» **SHORT PROBLEM**
Only the number is wanted: how many lines of these entries contain the word "pelajaran"?

────────────────

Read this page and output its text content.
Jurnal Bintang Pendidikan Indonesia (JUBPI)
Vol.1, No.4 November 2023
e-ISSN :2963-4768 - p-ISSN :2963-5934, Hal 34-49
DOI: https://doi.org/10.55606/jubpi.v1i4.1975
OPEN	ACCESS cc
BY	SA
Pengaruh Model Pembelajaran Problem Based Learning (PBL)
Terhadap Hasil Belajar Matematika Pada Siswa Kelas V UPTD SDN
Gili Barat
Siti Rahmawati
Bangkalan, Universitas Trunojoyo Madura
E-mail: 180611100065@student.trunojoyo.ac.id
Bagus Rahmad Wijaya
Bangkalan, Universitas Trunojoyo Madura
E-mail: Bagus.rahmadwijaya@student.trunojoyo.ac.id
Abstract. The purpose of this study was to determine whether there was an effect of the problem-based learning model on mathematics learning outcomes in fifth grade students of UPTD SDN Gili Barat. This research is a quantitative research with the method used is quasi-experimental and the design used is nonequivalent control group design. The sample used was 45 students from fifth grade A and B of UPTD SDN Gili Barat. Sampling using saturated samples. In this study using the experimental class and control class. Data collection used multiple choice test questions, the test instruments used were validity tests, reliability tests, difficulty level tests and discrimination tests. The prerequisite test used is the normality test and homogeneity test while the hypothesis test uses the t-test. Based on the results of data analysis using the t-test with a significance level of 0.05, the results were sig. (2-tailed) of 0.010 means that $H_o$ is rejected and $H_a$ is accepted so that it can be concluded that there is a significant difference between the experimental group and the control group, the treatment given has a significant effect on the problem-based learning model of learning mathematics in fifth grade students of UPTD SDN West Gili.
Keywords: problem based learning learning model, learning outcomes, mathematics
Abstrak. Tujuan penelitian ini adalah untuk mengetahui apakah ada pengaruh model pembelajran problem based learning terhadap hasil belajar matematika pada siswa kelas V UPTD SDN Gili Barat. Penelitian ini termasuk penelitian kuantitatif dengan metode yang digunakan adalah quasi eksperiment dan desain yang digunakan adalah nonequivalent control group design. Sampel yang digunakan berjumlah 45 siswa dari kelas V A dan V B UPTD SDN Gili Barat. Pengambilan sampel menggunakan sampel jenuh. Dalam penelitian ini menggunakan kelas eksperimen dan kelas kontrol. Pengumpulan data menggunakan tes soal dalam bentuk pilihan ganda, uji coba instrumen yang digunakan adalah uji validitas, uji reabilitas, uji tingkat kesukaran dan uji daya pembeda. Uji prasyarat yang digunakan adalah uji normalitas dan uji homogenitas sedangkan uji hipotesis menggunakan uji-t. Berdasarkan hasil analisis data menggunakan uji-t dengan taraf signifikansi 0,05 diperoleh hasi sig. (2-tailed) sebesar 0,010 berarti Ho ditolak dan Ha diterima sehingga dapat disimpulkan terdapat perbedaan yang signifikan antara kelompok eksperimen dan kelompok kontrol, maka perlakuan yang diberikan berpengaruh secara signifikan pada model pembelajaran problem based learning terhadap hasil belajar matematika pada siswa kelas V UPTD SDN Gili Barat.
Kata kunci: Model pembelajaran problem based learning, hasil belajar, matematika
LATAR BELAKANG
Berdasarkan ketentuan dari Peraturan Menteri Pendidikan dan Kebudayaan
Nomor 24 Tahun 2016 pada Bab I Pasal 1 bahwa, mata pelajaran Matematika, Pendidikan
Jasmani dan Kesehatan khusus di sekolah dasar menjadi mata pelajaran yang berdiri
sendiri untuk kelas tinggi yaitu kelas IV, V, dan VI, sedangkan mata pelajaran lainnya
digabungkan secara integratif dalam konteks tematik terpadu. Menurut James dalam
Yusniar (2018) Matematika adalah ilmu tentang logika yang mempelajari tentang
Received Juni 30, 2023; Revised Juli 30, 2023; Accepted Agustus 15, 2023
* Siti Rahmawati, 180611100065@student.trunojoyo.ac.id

────────────────

» **FINAL RESULT**
3